* What is required
Transcribe each line of the records below exactly, excluding any embedded images.

* Exercise material
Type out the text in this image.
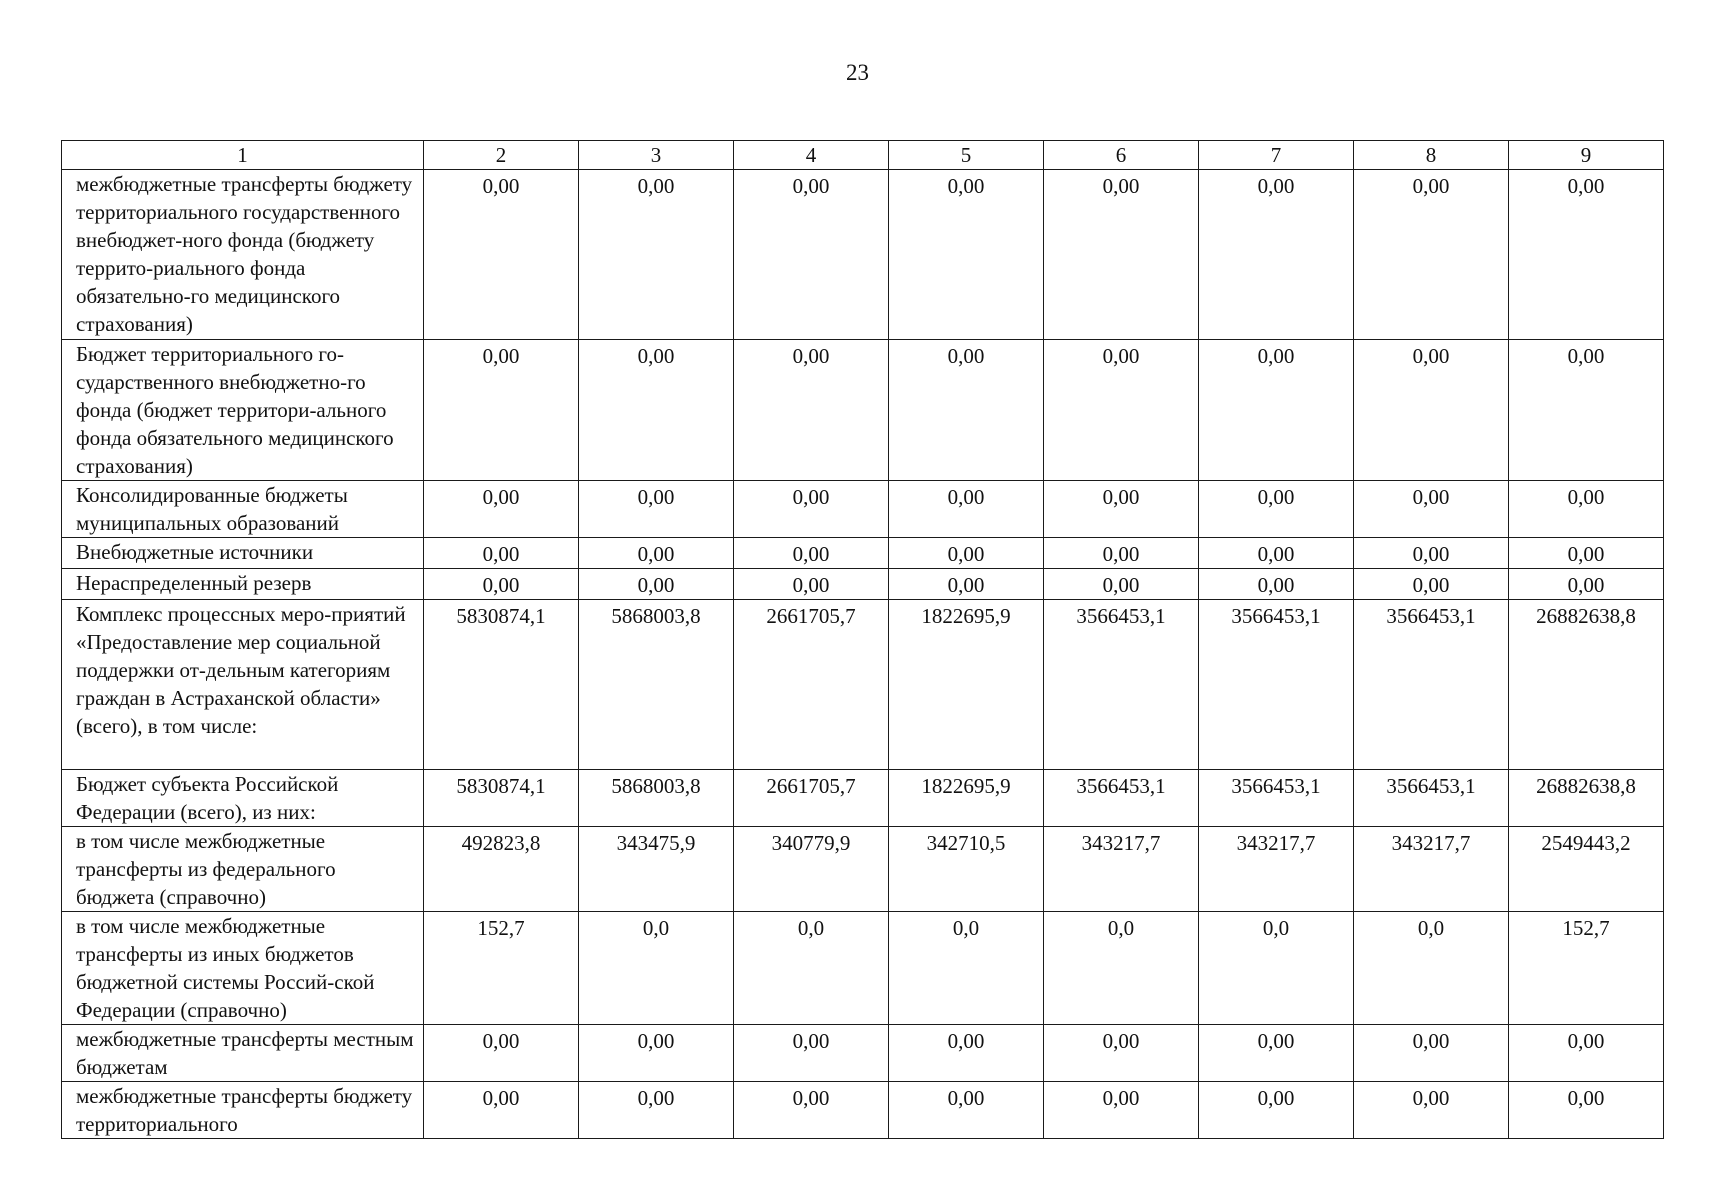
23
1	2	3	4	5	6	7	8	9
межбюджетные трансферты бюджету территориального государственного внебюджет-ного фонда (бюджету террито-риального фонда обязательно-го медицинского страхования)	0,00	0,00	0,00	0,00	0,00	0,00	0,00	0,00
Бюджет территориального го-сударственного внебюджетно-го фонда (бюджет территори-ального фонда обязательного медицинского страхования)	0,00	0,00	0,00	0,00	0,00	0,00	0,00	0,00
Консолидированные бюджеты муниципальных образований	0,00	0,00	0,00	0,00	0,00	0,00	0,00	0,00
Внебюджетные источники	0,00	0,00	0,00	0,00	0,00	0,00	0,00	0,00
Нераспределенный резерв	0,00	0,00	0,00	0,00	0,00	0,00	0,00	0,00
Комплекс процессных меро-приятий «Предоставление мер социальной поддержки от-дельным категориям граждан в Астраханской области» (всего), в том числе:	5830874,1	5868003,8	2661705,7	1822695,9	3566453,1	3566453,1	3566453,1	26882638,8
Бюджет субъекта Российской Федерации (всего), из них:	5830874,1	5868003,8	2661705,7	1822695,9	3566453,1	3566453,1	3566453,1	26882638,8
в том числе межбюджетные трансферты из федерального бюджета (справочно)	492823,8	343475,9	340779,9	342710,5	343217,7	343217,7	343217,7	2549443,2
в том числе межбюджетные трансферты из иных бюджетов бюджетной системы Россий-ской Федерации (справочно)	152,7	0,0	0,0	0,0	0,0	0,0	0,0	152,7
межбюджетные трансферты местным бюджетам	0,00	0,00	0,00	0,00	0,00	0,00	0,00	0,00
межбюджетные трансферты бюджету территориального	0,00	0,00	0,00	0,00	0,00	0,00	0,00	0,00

* Exercise solution
Type out the text in this image.
23
1	2	3	4	5	6	7	8	9
межбюджетные трансферты бюджету территориального государственного внебюджет-ного фонда (бюджету террито-риального фонда обязательно-го медицинского страхования)	0,00	0,00	0,00	0,00	0,00	0,00	0,00	0,00
Бюджет территориального го-сударственного внебюджетно-го фонда (бюджет территори-ального фонда обязательного медицинского страхования)	0,00	0,00	0,00	0,00	0,00	0,00	0,00	0,00
Консолидированные бюджеты муниципальных образований	0,00	0,00	0,00	0,00	0,00	0,00	0,00	0,00
Внебюджетные источники	0,00	0,00	0,00	0,00	0,00	0,00	0,00	0,00
Нераспределенный резерв	0,00	0,00	0,00	0,00	0,00	0,00	0,00	0,00
Комплекс процессных меро-приятий «Предоставление мер социальной поддержки от-дельным категориям граждан в Астраханской области» (всего), в том числе:	5830874,1	5868003,8	2661705,7	1822695,9	3566453,1	3566453,1	3566453,1	26882638,8
Бюджет субъекта Российской Федерации (всего), из них:	5830874,1	5868003,8	2661705,7	1822695,9	3566453,1	3566453,1	3566453,1	26882638,8
в том числе межбюджетные трансферты из федерального бюджета (справочно)	492823,8	343475,9	340779,9	342710,5	343217,7	343217,7	343217,7	2549443,2
в том числе межбюджетные трансферты из иных бюджетов бюджетной системы Россий-ской Федерации (справочно)	152,7	0,0	0,0	0,0	0,0	0,0	0,0	152,7
межбюджетные трансферты местным бюджетам	0,00	0,00	0,00	0,00	0,00	0,00	0,00	0,00
межбюджетные трансферты бюджету территориального	0,00	0,00	0,00	0,00	0,00	0,00	0,00	0,00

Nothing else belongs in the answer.